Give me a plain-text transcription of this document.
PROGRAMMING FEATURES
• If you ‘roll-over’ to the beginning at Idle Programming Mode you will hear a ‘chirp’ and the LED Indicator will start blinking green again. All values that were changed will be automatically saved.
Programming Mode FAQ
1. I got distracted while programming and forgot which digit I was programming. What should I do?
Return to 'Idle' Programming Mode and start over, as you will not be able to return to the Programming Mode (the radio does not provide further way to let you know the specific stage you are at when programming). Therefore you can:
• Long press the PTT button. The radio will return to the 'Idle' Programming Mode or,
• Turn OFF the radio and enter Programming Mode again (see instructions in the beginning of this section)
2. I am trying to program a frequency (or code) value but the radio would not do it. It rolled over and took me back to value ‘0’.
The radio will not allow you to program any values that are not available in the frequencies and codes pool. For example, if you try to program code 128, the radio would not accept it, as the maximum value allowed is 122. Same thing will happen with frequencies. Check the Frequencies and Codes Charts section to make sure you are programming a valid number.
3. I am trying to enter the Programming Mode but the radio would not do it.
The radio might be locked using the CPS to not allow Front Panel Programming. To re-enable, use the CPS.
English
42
__________________________________________________
Extract every line of the records above that contains the word "over".

• If you ‘roll-over’ to the beginning at Idle Programming Mode you will hear a ‘chirp’ and the LED Indicator will start blinking green again. All values that were changed will be automatically saved.
Return to 'Idle' Programming Mode and start over, as you will not be able to return to the Programming Mode (the radio does not provide further way to let you know the specific stage you are at when programming). Therefore you can:
2. I am trying to program a frequency (or code) value but the radio would not do it. It rolled over and took me back to value ‘0’.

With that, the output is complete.